Data to use
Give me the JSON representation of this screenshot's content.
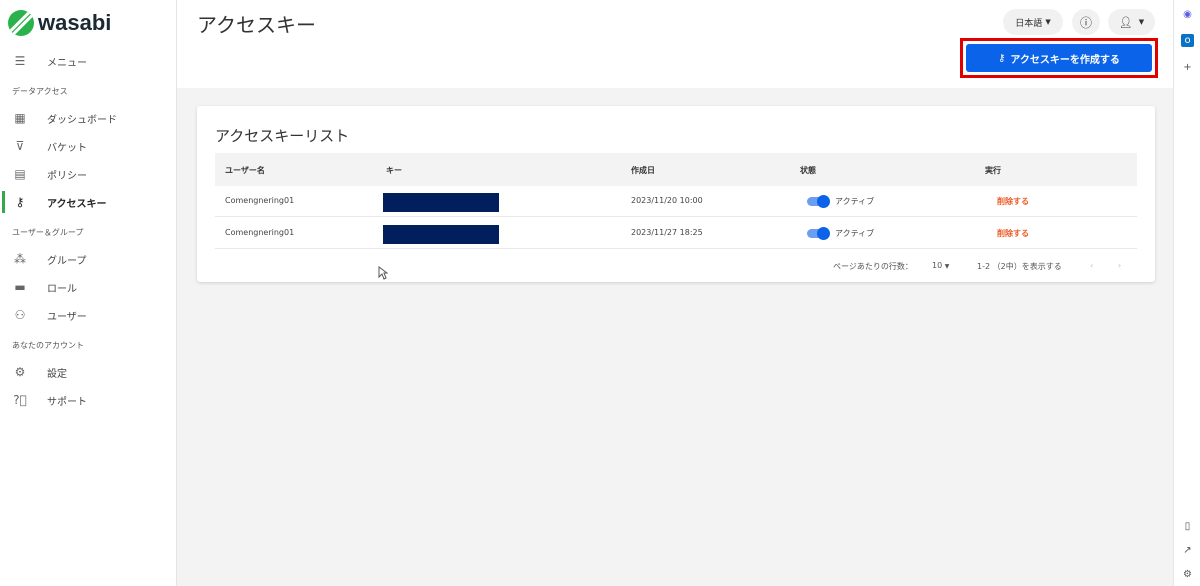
{
  "brand": {
    "name": "wasabi"
  },
  "sidebar": {
    "menu_label": "メニュー",
    "sections": [
      "データアクセス",
      "ユーザー＆グループ",
      "あなたのアカウント"
    ],
    "items": [
      {
        "label": "ダッシュボード",
        "icon": "dashboard-icon"
      },
      {
        "label": "バケット",
        "icon": "bucket-icon"
      },
      {
        "label": "ポリシー",
        "icon": "policy-icon"
      },
      {
        "label": "アクセスキー",
        "icon": "key-icon",
        "active": true
      },
      {
        "label": "グループ",
        "icon": "group-icon"
      },
      {
        "label": "ロール",
        "icon": "role-icon"
      },
      {
        "label": "ユーザー",
        "icon": "users-icon"
      },
      {
        "label": "設定",
        "icon": "gear-icon"
      },
      {
        "label": "サポート",
        "icon": "help-icon"
      }
    ]
  },
  "header": {
    "title": "アクセスキー",
    "language": "日本語",
    "create_button": "アクセスキーを作成する"
  },
  "card": {
    "title": "アクセスキーリスト",
    "columns": [
      "ユーザー名",
      "キー",
      "作成日",
      "状態",
      "実行"
    ],
    "rows": [
      {
        "user": "Comengnering01",
        "created": "2023/11/20 10:00",
        "status": "アクティブ",
        "active": true,
        "action": "削除する"
      },
      {
        "user": "Comengnering01",
        "created": "2023/11/27 18:25",
        "status": "アクティブ",
        "active": true,
        "action": "削除する"
      }
    ],
    "pagination": {
      "rows_per_page_label": "ページあたりの行数：",
      "rows_per_page": "10",
      "range": "1-2 （2中）を表示する"
    }
  },
  "colors": {
    "accent": "#0a63e8",
    "brand_green": "#2bb24c",
    "danger": "#f05a28",
    "highlight": "#e00000"
  }
}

Task to complete
State the number of lines in these entries that include the string "created". Provide nothing beyond that number.

Written solution
2